**Document section:**
════════════════════
You're playing 6-max NLH and are dealt a pocket pair.

What are the odds that one of the other five players has a pocket pair as well?


And another one, let's say you are dealt 77.

What are the odds someone has a higher/lower pocket pair?


How do you calculate this?

Thanks.

Working out probabilities like this with more than one opponent is often difficult. To overcome this I wrote a simulation program that looks at these types of problems.

With you holding a pair and with 5 other opponents, the chance at least one player has a pair is 26.4%.

With a pair of sevens, the chance at least one opponent has a higher pair is 16.1%

The chance for a lower pair is 12.1%.

These results were based on 5 million simulations.

I would be interested to see an analytical solution or another simulation result to verify these. Although I have made hundreds of checks on the program, an undiscovered bug is always possible.

For pairs, the independence approximation is so good that it makes exact calculations with the inclusion-exclusion principle or simulated results unnecessary for all practical purposes. The approximate results are generally within a tenth of a percent.

By this approximation, when you hold 77, the probability that one of your 5 opponents holds a pair is

1 - [1 - 73/C(50,2)]⁵

=~ 26.45%

Inclusion-exclusion gives 26.41%.


For a higher pair it is:

1 - [1 - 42/C(50,2)]⁵

=~ 16.00%

Inclusion-exclusion gives 16.05%.
════════════════════
**Tasks for this exercise:**
a. List every percentage given in the pocket pair odds thread.
b. Carry on the pocket pair odds thread from its final sentence.
The lines that come after this aren't needed for what follows.

**Supplied data:**
════════════════════
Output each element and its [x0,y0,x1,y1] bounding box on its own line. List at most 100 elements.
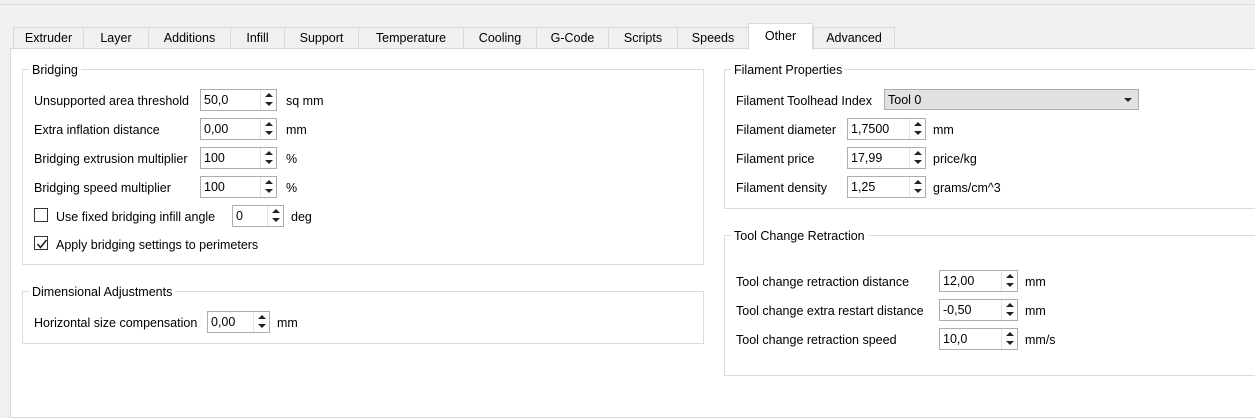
════════════════════
**Expected outputs:**
a. 26.4%, 16.1%, 12.1%, 26.45%, 26.41%, 16.00%, 16.05%

b.
For a lower pair it is:

1 - [1 - 30/C(50,2)]⁵

=~ 11.66%

Inclusion-exclusion gives 11.71%. Since this is the only one that differs from yours, here are the first 3 terms of inclusion-exclusion which is good to much better than 0.01%:

5*30/C(50,2) -
C(5,2)*30*25/C(50,2)/C(48,2) +
C(5,3)*30*(24*20 + 1*24)/C(50,2)/C(48,2)/C(46,2)

=~ 11.71%

You should check that last one or run it some more. You should be closer than 12.1% after 5 million.

I see what you did. 12.1% includes another pair of sevens, so it isn't for a lower pair. I wrote my own quick simulation and got a result consistent with the 11.71% for a lower pair.


Output:

> p
[1] 0.1170673
> p - error
[1] 0.1168082
> p + error
[1] 0.1173264
> sims
[1] 16663222

Yes - one thing my program is very bad at doing is telling the dummy inputter, me, that he entered the wrong value. When I entered 66- (for pairs lower than 7), I got 11.7%

You guys are wizzards, thank you

Bruce, the 3.29 is for a 99.9% confidence interval? <- note the question mark.

edit. I'm 99% confident that is correct, I just wanted you to confirm.

Yes.